Records from a data collection —

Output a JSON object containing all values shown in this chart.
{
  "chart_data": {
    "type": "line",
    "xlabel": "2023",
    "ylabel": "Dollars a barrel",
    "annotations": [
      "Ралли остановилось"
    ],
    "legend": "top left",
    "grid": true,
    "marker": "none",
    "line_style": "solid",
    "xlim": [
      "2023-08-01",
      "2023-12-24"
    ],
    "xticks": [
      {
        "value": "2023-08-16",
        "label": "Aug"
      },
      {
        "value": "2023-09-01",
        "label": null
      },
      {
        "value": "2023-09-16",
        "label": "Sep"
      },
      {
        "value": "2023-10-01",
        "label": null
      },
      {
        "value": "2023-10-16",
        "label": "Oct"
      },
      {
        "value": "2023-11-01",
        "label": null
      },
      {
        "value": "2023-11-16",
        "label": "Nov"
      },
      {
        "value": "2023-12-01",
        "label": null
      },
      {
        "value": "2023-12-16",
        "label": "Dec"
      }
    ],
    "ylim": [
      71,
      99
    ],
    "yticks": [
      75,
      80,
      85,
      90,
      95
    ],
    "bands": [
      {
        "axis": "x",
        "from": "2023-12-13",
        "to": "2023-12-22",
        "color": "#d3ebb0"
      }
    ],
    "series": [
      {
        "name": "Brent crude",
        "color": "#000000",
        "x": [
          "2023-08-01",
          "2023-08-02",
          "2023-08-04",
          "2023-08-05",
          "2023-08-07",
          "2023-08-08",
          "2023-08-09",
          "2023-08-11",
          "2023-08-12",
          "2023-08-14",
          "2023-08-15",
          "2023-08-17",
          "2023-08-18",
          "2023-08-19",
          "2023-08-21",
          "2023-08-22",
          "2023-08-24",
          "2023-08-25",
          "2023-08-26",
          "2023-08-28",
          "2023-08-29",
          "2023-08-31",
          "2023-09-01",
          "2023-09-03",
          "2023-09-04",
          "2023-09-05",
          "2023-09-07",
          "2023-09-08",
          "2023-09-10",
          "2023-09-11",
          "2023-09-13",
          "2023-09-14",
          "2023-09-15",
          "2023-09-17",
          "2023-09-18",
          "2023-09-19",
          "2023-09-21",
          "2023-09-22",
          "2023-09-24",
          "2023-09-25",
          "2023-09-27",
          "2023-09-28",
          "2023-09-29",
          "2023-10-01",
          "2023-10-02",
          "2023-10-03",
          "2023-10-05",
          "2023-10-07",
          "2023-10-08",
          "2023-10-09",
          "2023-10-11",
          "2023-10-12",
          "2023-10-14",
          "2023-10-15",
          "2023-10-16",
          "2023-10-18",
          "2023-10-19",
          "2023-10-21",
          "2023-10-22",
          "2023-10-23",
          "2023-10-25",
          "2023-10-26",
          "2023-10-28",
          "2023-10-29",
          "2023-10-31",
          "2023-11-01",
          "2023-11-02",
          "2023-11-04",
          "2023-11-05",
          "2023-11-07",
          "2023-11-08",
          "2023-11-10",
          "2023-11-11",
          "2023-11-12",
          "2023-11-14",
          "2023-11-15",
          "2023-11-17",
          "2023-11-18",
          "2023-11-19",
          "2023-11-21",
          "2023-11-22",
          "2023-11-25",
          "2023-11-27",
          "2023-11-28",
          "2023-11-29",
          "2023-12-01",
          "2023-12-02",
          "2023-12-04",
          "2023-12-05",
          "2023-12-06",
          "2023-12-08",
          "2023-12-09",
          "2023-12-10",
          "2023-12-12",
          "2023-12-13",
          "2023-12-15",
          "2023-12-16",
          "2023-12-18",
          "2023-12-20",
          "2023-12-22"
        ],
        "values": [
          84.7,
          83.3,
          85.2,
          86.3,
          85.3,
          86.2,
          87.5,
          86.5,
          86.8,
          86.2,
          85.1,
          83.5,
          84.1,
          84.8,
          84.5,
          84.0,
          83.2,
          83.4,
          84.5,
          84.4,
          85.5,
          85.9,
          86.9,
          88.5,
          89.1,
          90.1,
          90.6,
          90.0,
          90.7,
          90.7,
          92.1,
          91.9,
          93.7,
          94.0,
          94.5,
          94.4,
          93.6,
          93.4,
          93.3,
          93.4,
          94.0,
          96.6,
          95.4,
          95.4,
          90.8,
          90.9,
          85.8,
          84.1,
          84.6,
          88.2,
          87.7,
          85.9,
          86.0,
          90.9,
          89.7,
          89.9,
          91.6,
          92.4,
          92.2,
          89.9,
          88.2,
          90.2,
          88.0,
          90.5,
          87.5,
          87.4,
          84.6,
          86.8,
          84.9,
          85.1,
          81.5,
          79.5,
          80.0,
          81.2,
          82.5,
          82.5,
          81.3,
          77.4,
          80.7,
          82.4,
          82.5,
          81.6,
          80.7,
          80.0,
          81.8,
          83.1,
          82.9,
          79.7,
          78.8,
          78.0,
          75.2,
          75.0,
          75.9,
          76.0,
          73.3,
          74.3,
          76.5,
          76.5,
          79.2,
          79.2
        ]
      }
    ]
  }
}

Given instruction —
Copy each line from the records above that includes the string "values".

The response —
Output a JSON object containing all values shown in this chart.
        "values": [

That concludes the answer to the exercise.